[WORK TO BE COMPLETED]
All of the records below must be output exactly, with no pictures carried over.

======== SOURCE MATERIAL

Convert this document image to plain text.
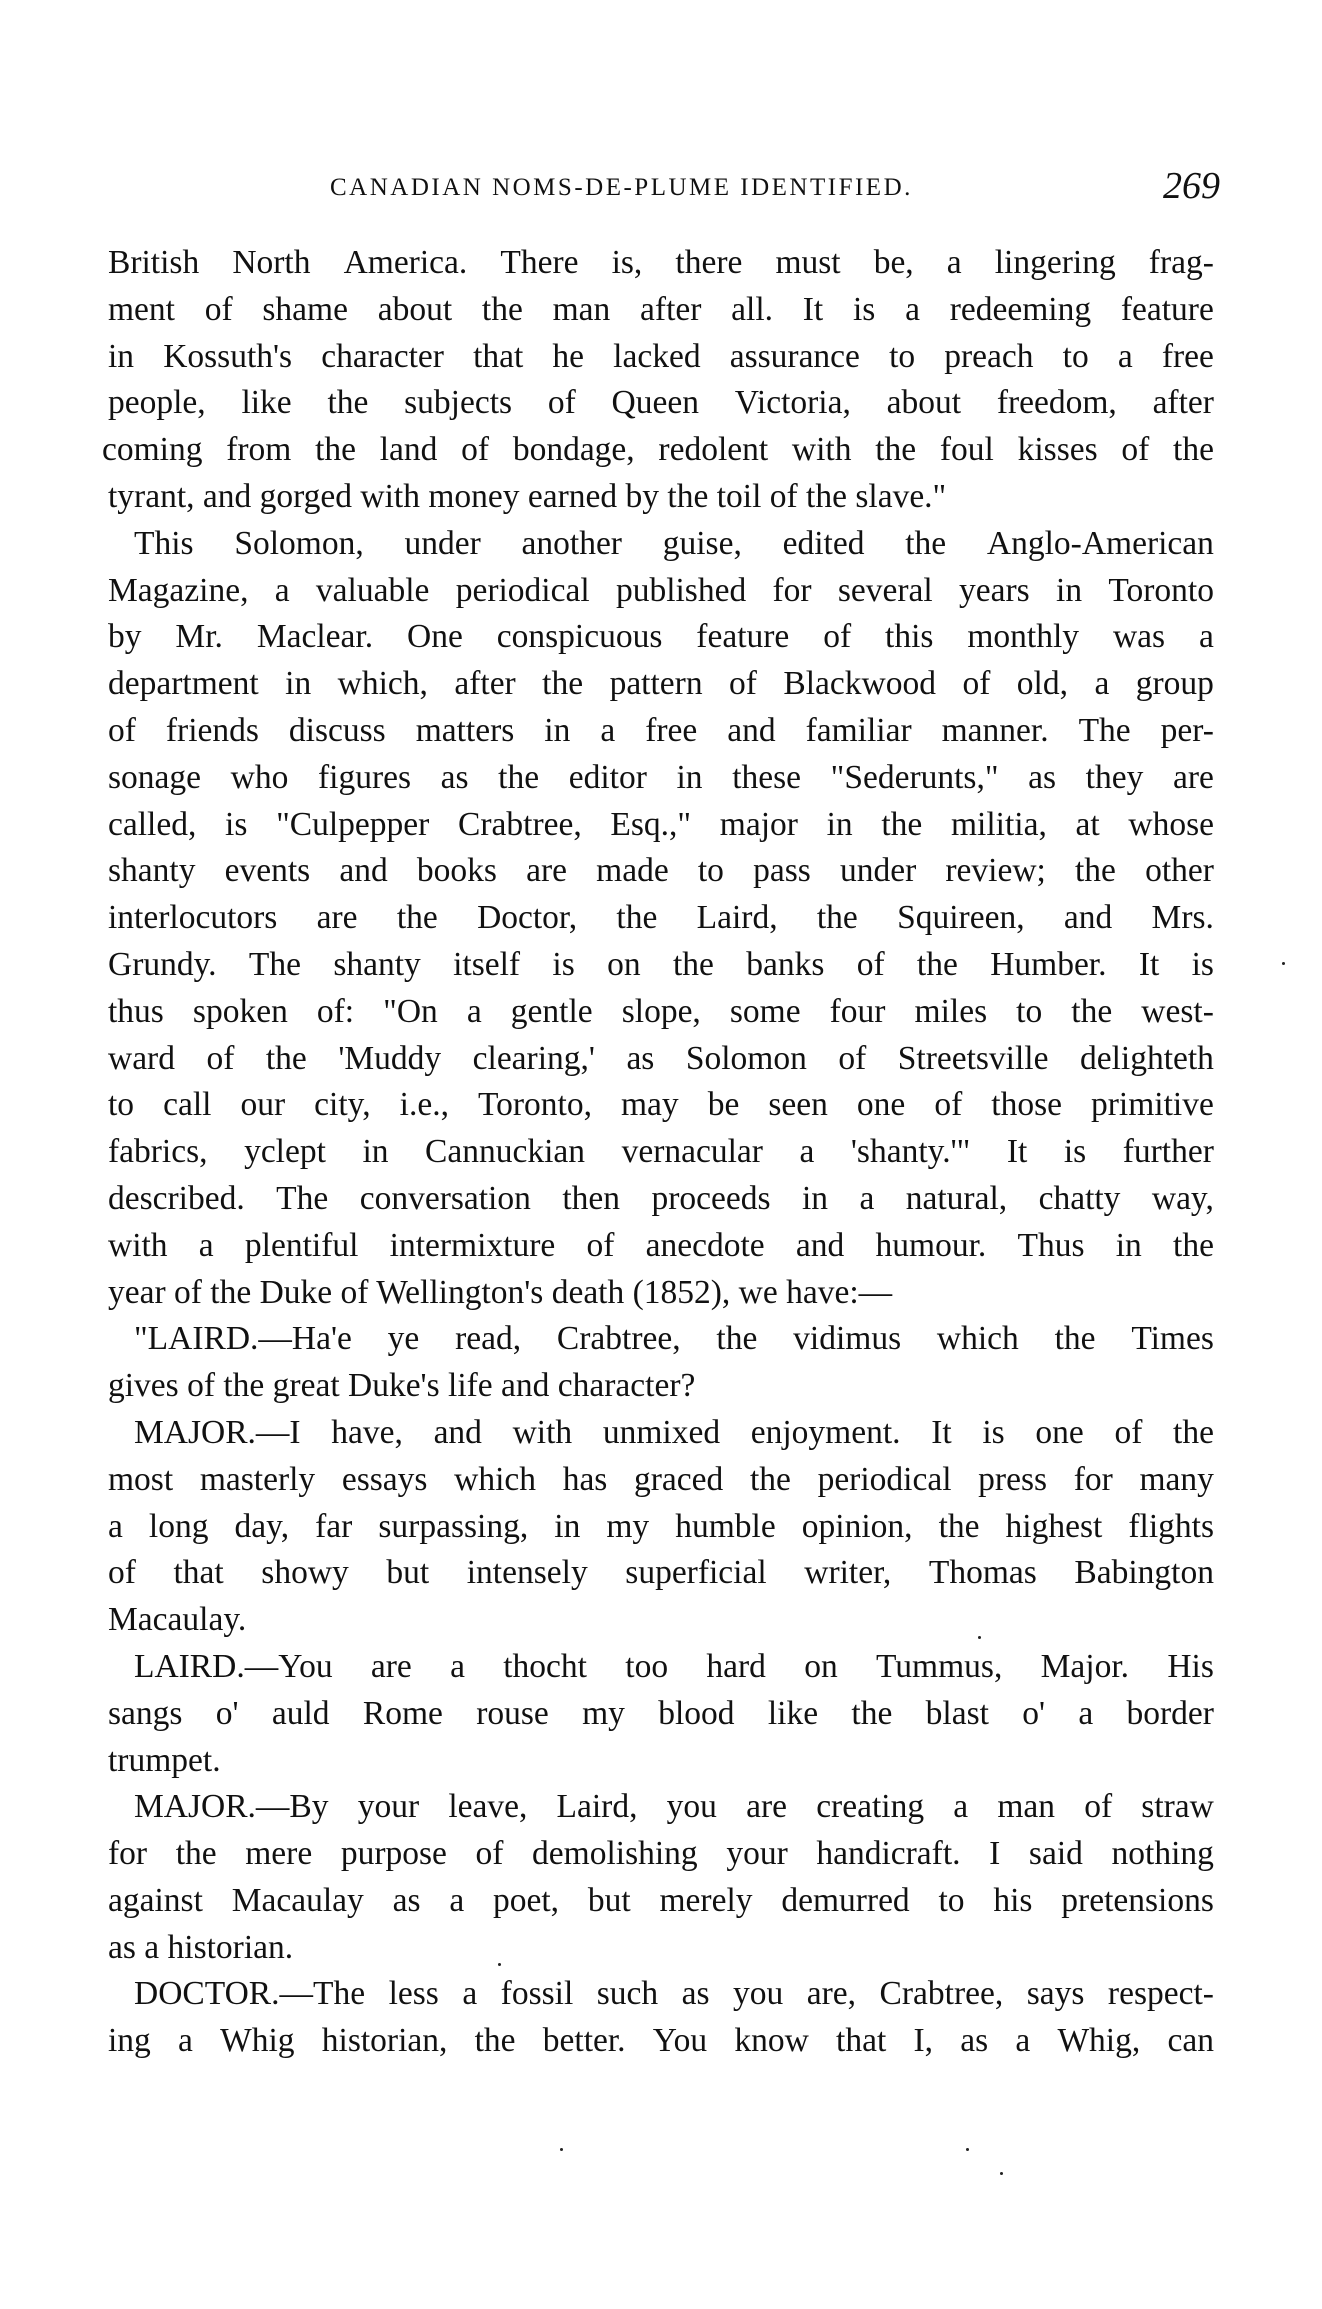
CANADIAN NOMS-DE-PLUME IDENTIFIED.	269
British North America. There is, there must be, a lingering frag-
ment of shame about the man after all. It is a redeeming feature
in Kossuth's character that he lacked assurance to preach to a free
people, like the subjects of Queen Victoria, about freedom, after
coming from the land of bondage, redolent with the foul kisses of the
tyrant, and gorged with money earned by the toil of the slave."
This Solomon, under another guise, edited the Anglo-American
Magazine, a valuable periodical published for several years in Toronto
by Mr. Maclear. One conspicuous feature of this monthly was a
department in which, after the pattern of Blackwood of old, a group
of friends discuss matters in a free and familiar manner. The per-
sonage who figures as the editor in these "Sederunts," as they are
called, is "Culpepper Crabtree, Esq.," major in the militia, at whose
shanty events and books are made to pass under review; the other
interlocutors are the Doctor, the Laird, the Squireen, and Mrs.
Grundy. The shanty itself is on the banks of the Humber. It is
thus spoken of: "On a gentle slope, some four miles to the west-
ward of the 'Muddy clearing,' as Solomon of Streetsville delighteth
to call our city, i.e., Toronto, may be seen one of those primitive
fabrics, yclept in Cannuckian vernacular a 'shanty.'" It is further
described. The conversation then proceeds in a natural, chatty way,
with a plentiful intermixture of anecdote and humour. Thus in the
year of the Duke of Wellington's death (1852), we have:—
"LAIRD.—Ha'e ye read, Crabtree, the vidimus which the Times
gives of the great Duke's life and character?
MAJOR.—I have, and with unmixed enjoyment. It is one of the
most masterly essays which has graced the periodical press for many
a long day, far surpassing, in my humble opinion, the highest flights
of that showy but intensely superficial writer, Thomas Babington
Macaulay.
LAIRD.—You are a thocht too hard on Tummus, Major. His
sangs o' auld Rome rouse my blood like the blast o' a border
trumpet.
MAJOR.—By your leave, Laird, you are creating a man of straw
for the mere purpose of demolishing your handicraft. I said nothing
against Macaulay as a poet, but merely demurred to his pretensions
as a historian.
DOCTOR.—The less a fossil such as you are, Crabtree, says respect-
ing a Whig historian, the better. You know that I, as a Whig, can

================

[RESULT OF THIS TASK]
Convert this document image to plain text.
CANADIAN NOMS-DE-PLUME IDENTIFIED.	269
British North America. There is, there must be, a lingering frag-
ment of shame about the man after all. It is a redeeming feature
in Kossuth's character that he lacked assurance to preach to a free
people, like the subjects of Queen Victoria, about freedom, after
coming from the land of bondage, redolent with the foul kisses of the
tyrant, and gorged with money earned by the toil of the slave."
This Solomon, under another guise, edited the Anglo-American
Magazine, a valuable periodical published for several years in Toronto
by Mr. Maclear. One conspicuous feature of this monthly was a
department in which, after the pattern of Blackwood of old, a group
of friends discuss matters in a free and familiar manner. The per-
sonage who figures as the editor in these "Sederunts," as they are
called, is "Culpepper Crabtree, Esq.," major in the militia, at whose
shanty events and books are made to pass under review; the other
interlocutors are the Doctor, the Laird, the Squireen, and Mrs.
Grundy. The shanty itself is on the banks of the Humber. It is
thus spoken of: "On a gentle slope, some four miles to the west-
ward of the 'Muddy clearing,' as Solomon of Streetsville delighteth
to call our city, i.e., Toronto, may be seen one of those primitive
fabrics, yclept in Cannuckian vernacular a 'shanty.'" It is further
described. The conversation then proceeds in a natural, chatty way,
with a plentiful intermixture of anecdote and humour. Thus in the
year of the Duke of Wellington's death (1852), we have:—
"LAIRD.—Ha'e ye read, Crabtree, the vidimus which the Times
gives of the great Duke's life and character?
MAJOR.—I have, and with unmixed enjoyment. It is one of the
most masterly essays which has graced the periodical press for many
a long day, far surpassing, in my humble opinion, the highest flights
of that showy but intensely superficial writer, Thomas Babington
Macaulay.
LAIRD.—You are a thocht too hard on Tummus, Major. His
sangs o' auld Rome rouse my blood like the blast o' a border
trumpet.
MAJOR.—By your leave, Laird, you are creating a man of straw
for the mere purpose of demolishing your handicraft. I said nothing
against Macaulay as a poet, but merely demurred to his pretensions
as a historian.
DOCTOR.—The less a fossil such as you are, Crabtree, says respect-
ing a Whig historian, the better. You know that I, as a Whig, can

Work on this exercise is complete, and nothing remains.